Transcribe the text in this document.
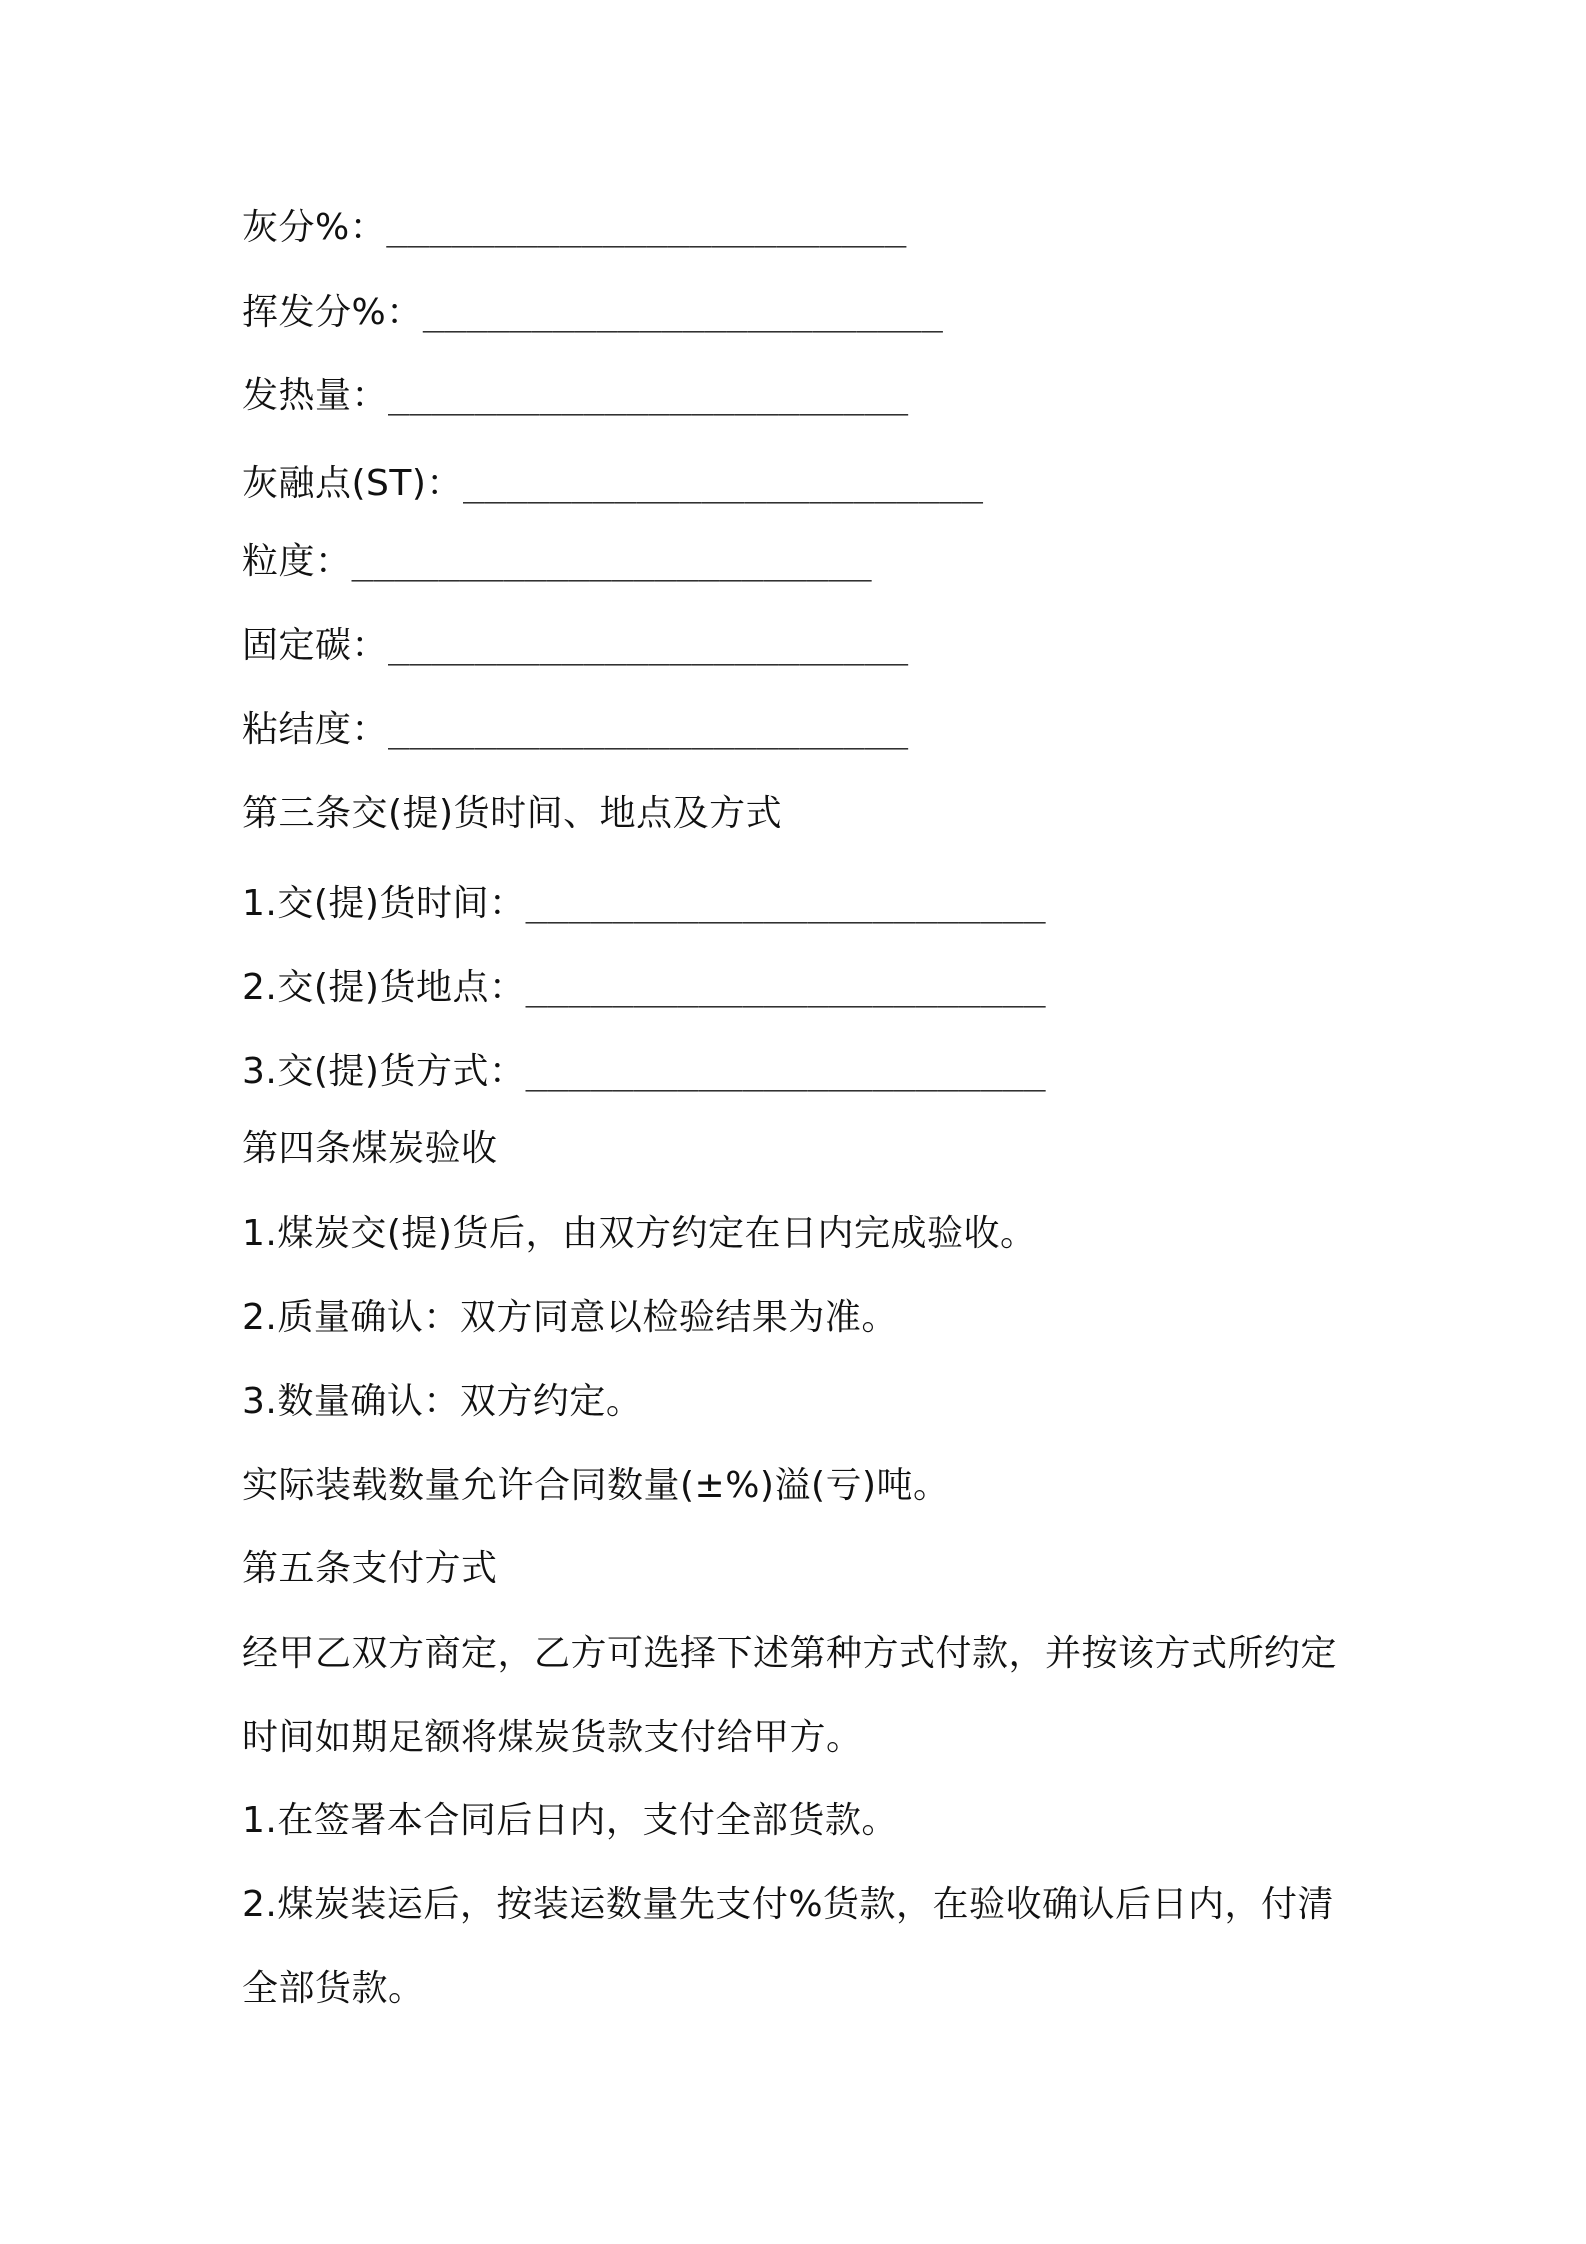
灰分%：________________________
挥发分%：________________________
发热量：________________________
灰融点(ST)：________________________
粒度：________________________
固定碳：________________________
粘结度：________________________
第三条交(提)货时间、地点及方式
1.交(提)货时间：________________________
2.交(提)货地点：________________________
3.交(提)货方式：________________________
第四条煤炭验收
1.煤炭交(提)货后，由双方约定在日内完成验收。
2.质量确认：双方同意以检验结果为准。
3.数量确认：双方约定。
实际装载数量允许合同数量(±%)溢(亏)吨。
第五条支付方式
经甲乙双方商定，乙方可选择下述第种方式付款，并按该方式所约定
时间如期足额将煤炭货款支付给甲方。
1.在签署本合同后日内，支付全部货款。
2.煤炭装运后，按装运数量先支付%货款，在验收确认后日内，付清
全部货款。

■ **Prompt**
Transcribe the full listing character for character. Pictures are excluded.

■ **Exercise output**
Transcribe the text in this document.
灰分%：________________________
挥发分%：________________________
发热量：________________________
灰融点(ST)：________________________
粒度：________________________
固定碳：________________________
粘结度：________________________
第三条交(提)货时间、地点及方式
1.交(提)货时间：________________________
2.交(提)货地点：________________________
3.交(提)货方式：________________________
第四条煤炭验收
1.煤炭交(提)货后，由双方约定在日内完成验收。
2.质量确认：双方同意以检验结果为准。
3.数量确认：双方约定。
实际装载数量允许合同数量(±%)溢(亏)吨。
第五条支付方式
经甲乙双方商定，乙方可选择下述第种方式付款，并按该方式所约定
时间如期足额将煤炭货款支付给甲方。
1.在签署本合同后日内，支付全部货款。
2.煤炭装运后，按装运数量先支付%货款，在验收确认后日内，付清
全部货款。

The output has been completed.